STATED TASK: Scan the material that follows. Copy every line containing the word "switch".

[Extracted data entries]
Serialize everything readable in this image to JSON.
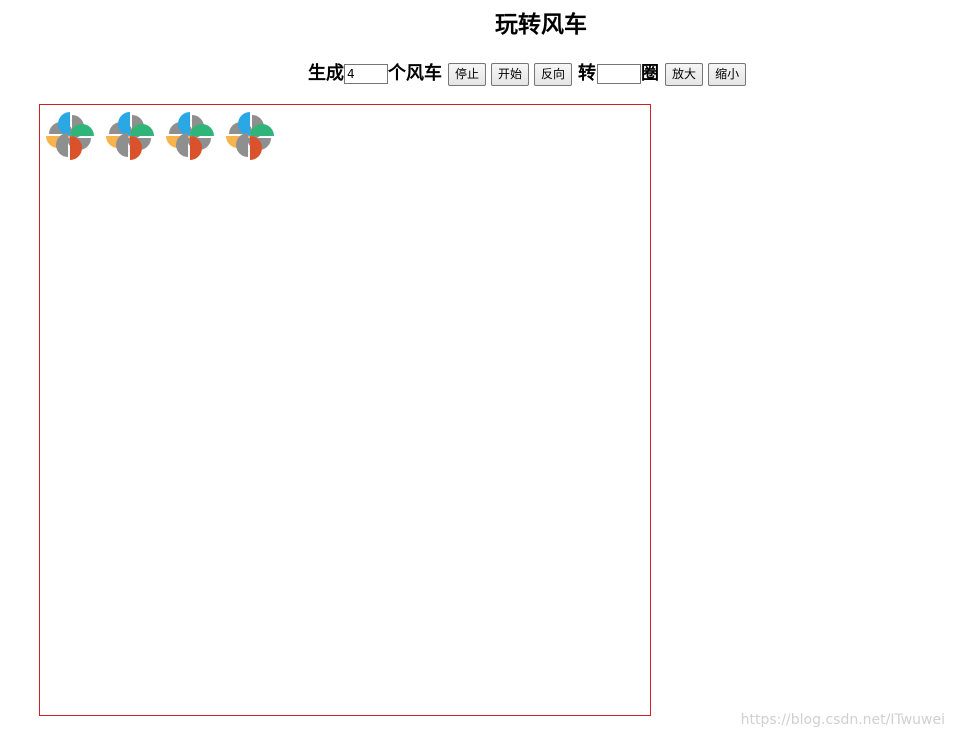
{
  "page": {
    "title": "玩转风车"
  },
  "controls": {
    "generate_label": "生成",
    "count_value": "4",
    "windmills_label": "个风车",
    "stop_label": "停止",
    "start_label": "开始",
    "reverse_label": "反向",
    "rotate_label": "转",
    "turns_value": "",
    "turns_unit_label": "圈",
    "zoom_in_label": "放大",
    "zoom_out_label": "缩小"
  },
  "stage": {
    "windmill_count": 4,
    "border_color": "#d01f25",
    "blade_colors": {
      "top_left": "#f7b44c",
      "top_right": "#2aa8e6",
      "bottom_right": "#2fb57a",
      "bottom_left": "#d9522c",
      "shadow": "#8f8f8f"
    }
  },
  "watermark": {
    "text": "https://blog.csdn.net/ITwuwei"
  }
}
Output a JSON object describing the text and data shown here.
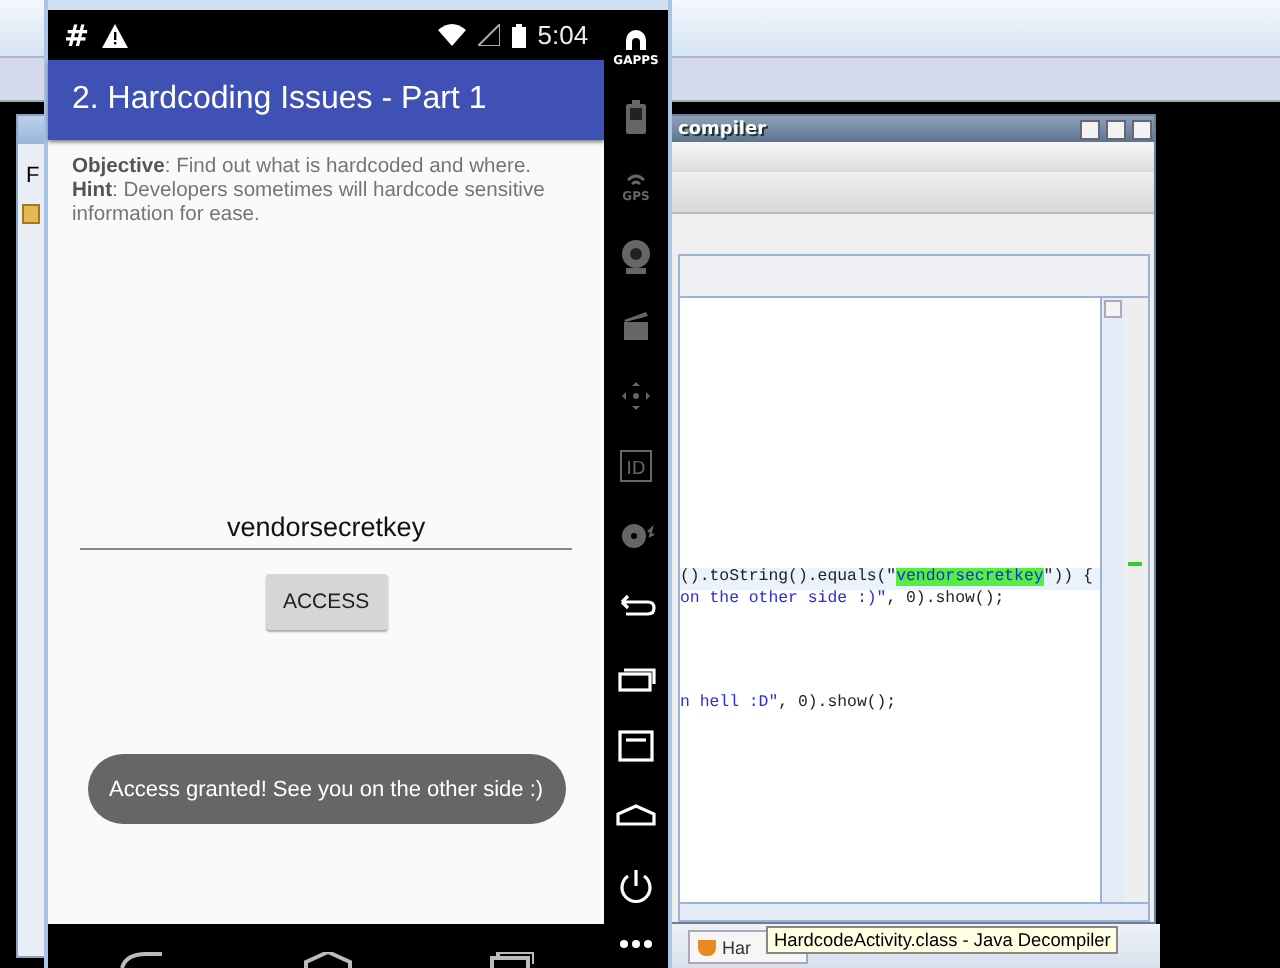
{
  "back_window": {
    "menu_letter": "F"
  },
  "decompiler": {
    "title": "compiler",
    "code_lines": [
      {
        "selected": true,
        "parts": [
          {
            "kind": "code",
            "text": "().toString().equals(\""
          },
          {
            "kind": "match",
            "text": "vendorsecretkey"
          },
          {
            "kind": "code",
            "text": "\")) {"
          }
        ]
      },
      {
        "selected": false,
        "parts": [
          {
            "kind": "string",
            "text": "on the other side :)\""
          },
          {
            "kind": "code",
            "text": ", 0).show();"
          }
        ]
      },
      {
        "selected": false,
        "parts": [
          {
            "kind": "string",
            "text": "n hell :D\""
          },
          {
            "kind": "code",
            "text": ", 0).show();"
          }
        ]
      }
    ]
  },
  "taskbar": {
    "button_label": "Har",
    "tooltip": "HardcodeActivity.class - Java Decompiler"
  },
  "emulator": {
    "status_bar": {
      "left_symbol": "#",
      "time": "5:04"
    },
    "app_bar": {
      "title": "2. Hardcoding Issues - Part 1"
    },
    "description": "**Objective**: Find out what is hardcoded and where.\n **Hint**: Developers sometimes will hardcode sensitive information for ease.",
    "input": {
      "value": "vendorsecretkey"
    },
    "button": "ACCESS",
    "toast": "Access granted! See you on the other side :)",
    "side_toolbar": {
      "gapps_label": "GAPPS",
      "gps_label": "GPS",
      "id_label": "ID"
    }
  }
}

--

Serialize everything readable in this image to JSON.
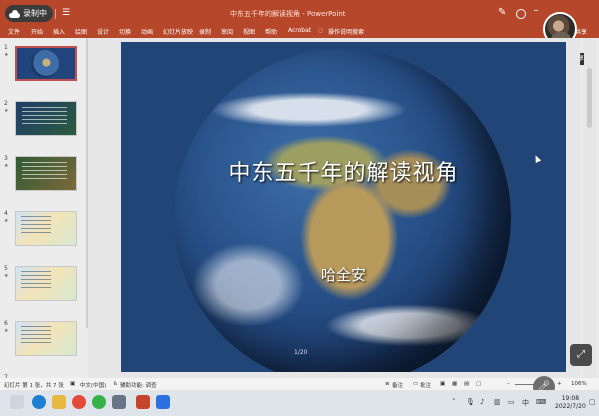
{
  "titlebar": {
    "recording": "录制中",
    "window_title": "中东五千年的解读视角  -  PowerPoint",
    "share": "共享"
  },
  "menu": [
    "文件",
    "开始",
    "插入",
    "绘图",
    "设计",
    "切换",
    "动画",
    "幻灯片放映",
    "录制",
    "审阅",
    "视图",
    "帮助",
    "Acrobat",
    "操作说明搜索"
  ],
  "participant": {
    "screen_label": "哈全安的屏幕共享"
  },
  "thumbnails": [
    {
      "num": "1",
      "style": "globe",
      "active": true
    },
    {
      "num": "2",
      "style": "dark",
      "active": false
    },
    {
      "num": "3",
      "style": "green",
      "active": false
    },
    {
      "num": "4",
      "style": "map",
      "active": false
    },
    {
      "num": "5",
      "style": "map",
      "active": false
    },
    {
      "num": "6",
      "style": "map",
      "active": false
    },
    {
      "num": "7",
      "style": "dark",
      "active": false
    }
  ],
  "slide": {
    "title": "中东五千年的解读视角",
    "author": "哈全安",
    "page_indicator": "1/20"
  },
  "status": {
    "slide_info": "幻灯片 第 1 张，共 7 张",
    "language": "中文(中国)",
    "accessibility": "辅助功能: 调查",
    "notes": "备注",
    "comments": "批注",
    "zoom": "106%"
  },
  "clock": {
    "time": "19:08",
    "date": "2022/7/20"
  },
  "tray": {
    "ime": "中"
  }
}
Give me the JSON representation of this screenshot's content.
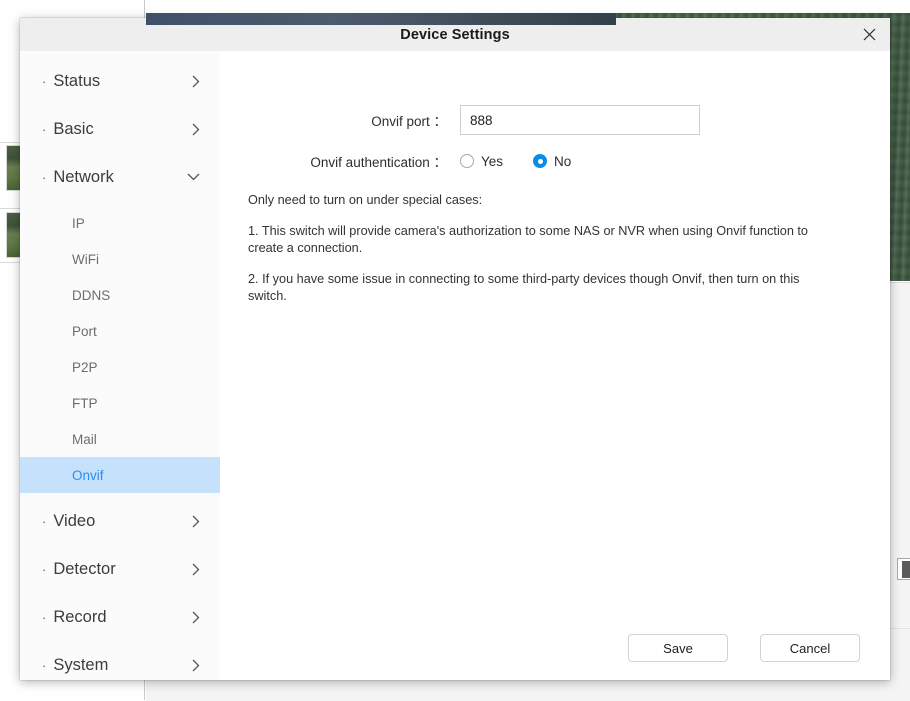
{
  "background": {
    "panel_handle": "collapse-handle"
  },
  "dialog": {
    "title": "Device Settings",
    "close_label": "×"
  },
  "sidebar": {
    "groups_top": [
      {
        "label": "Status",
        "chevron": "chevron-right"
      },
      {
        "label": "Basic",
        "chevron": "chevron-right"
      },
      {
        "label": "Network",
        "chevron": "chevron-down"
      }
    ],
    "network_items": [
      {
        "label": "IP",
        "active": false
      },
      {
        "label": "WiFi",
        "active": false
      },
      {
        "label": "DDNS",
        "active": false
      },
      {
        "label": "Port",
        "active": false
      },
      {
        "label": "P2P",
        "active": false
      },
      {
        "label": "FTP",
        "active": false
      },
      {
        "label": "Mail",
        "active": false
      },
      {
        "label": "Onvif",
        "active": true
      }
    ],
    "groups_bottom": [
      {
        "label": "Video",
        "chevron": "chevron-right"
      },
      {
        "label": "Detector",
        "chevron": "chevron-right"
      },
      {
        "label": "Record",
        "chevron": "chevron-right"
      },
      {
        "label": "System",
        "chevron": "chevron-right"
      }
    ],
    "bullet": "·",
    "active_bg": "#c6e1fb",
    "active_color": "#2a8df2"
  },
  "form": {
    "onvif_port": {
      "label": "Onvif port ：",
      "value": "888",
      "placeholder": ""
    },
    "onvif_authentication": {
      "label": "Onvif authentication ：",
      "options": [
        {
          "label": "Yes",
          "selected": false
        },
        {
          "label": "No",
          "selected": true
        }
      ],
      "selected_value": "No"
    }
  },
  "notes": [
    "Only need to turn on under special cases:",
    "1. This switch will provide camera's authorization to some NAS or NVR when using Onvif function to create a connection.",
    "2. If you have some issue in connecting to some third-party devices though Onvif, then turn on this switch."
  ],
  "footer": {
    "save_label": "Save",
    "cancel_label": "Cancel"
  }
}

* * *

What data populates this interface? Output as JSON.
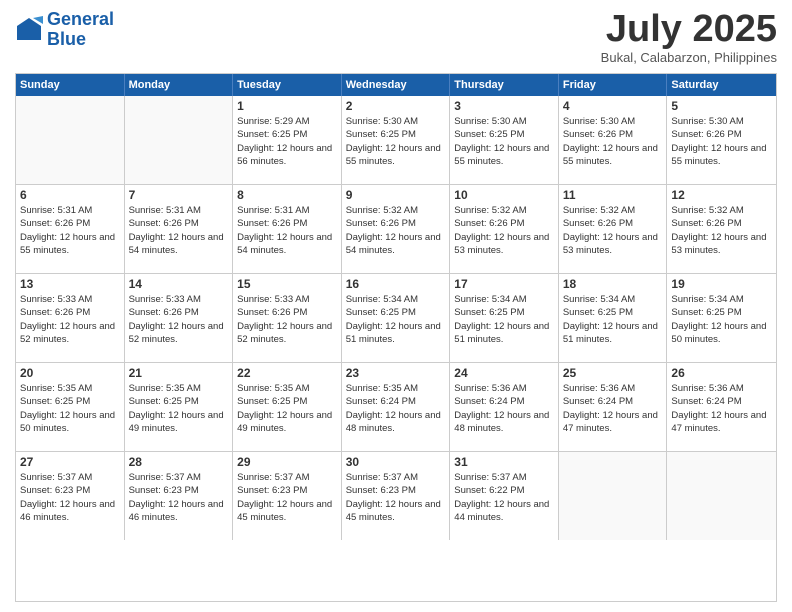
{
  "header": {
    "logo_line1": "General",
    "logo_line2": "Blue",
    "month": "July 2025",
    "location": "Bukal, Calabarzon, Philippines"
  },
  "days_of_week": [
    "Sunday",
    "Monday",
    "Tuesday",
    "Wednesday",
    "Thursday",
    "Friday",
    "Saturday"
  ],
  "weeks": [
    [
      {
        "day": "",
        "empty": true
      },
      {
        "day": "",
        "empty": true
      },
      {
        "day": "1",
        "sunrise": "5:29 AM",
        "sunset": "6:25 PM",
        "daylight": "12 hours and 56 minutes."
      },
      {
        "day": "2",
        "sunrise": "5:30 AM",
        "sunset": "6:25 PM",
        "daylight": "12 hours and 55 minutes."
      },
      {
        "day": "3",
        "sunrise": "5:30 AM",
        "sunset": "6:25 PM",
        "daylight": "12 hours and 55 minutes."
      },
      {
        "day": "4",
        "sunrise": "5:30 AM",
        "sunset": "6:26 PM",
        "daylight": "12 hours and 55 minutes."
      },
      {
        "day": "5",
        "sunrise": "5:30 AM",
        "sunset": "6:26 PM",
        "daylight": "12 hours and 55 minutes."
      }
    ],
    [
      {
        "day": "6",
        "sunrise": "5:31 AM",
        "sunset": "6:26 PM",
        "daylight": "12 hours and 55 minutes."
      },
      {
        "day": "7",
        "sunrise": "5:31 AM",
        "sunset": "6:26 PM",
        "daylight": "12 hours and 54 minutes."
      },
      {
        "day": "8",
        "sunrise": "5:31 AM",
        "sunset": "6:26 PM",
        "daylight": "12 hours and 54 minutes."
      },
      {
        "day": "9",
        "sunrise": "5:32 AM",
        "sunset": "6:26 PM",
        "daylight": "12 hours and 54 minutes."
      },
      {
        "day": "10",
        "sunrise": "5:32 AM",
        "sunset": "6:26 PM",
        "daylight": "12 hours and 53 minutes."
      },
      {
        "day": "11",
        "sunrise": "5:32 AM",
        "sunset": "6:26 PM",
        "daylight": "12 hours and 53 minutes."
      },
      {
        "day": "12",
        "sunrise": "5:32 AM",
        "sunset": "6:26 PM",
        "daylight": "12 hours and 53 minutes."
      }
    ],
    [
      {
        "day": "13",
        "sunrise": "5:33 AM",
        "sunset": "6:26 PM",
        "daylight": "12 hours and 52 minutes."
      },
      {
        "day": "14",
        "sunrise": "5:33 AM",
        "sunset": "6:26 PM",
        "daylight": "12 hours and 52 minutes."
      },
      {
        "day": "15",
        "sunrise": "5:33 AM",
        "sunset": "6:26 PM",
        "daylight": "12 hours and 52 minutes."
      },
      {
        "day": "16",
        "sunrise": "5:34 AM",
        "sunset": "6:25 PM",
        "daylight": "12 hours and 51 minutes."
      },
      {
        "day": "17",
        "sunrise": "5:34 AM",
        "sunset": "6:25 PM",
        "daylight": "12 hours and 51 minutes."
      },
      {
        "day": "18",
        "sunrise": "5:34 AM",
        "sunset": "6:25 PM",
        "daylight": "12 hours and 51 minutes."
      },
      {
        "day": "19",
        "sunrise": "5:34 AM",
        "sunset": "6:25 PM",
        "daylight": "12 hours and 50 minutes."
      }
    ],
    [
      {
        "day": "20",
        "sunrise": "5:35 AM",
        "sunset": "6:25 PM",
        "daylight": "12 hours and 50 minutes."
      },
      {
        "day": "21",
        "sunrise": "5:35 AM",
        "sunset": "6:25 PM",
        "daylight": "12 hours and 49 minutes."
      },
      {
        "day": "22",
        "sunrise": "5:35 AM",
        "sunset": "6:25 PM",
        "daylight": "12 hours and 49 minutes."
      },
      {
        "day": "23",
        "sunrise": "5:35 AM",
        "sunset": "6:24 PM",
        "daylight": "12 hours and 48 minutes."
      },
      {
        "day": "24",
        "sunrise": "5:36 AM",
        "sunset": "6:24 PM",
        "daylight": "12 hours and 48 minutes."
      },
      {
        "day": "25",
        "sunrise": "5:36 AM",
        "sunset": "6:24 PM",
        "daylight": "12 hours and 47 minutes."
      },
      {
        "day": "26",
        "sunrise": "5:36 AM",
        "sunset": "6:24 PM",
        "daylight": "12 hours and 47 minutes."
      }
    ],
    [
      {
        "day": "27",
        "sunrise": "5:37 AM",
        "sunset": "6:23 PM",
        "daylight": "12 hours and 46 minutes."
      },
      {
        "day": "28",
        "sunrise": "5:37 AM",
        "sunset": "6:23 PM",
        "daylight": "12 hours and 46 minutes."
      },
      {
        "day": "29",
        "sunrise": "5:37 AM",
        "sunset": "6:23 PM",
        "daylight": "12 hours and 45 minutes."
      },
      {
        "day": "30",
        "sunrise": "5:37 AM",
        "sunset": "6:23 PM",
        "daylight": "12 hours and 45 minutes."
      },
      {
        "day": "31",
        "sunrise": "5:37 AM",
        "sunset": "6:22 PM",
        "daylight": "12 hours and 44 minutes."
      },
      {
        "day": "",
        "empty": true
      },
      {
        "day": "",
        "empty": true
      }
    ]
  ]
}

SOLUTION BELOW:
    "1. This switch will provide camera's authorization to some NAS or NVR when using Onvif function to create a connection.",
    "2. If you have some issue in connecting to some third-party devices though Onvif, then turn on this switch."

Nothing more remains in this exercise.